*Challenge*. Write out all entries word for word.

*Dataset content*.
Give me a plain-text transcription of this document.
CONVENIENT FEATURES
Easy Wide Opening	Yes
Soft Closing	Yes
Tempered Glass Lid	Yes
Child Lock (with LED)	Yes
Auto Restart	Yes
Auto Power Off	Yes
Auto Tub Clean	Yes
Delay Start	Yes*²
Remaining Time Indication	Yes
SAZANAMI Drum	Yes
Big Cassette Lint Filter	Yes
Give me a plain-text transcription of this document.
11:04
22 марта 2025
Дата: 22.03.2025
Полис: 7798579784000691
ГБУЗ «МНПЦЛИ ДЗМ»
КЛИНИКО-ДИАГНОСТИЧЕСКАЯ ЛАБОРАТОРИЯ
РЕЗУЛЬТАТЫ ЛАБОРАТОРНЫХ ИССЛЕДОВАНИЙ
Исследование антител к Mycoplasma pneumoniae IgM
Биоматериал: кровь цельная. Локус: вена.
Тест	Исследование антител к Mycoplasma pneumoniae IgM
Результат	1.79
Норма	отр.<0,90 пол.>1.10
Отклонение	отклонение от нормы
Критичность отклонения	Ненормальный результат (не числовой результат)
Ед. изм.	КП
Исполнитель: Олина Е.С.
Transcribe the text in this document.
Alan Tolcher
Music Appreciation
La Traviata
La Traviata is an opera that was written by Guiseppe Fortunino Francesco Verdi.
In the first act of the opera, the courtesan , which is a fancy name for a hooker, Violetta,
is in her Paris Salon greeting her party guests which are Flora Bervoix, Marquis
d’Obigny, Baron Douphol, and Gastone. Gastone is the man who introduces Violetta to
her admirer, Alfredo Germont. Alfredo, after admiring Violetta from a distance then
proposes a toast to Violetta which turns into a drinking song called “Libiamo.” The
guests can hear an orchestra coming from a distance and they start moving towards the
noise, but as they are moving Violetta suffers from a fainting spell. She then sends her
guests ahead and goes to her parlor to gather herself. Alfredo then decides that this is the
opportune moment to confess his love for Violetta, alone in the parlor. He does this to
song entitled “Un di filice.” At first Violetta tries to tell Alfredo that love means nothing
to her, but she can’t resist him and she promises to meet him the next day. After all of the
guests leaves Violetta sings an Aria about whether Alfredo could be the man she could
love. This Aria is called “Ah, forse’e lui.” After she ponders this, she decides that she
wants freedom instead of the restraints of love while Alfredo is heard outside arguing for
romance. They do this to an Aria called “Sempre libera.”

*Correct response*.
Give me a plain-text transcription of this document.
CONVENIENT FEATURES
Easy Wide Opening	Yes
Soft Closing	Yes
Tempered Glass Lid	Yes
Child Lock (with LED)	Yes
Auto Restart	Yes
Auto Power Off	Yes
Auto Tub Clean	Yes
Delay Start	Yes*²
Remaining Time Indication	Yes
SAZANAMI Drum	Yes
Big Cassette Lint Filter	Yes
Give me a plain-text transcription of this document.
11:04
22 марта 2025
Дата: 22.03.2025
Полис: 7798579784000691
ГБУЗ «МНПЦЛИ ДЗМ»
КЛИНИКО-ДИАГНОСТИЧЕСКАЯ ЛАБОРАТОРИЯ
РЕЗУЛЬТАТЫ ЛАБОРАТОРНЫХ ИССЛЕДОВАНИЙ
Исследование антител к Mycoplasma pneumoniae IgM
Биоматериал: кровь цельная. Локус: вена.
Тест	Исследование антител к Mycoplasma pneumoniae IgM
Результат	1.79
Норма	отр.<0,90 пол.>1.10
Отклонение	отклонение от нормы
Критичность отклонения	Ненормальный результат (не числовой результат)
Ед. изм.	КП
Исполнитель: Олина Е.С.
Transcribe the text in this document.
Alan Tolcher
Music Appreciation
La Traviata
La Traviata is an opera that was written by Guiseppe Fortunino Francesco Verdi.
In the first act of the opera, the courtesan , which is a fancy name for a hooker, Violetta,
is in her Paris Salon greeting her party guests which are Flora Bervoix, Marquis
d’Obigny, Baron Douphol, and Gastone. Gastone is the man who introduces Violetta to
her admirer, Alfredo Germont. Alfredo, after admiring Violetta from a distance then
proposes a toast to Violetta which turns into a drinking song called “Libiamo.” The
guests can hear an orchestra coming from a distance and they start moving towards the
noise, but as they are moving Violetta suffers from a fainting spell. She then sends her
guests ahead and goes to her parlor to gather herself. Alfredo then decides that this is the
opportune moment to confess his love for Violetta, alone in the parlor. He does this to
song entitled “Un di filice.” At first Violetta tries to tell Alfredo that love means nothing
to her, but she can’t resist him and she promises to meet him the next day. After all of the
guests leaves Violetta sings an Aria about whether Alfredo could be the man she could
love. This Aria is called “Ah, forse’e lui.” After she ponders this, she decides that she
wants freedom instead of the restraints of love while Alfredo is heard outside arguing for
romance. They do this to an Aria called “Sempre libera.”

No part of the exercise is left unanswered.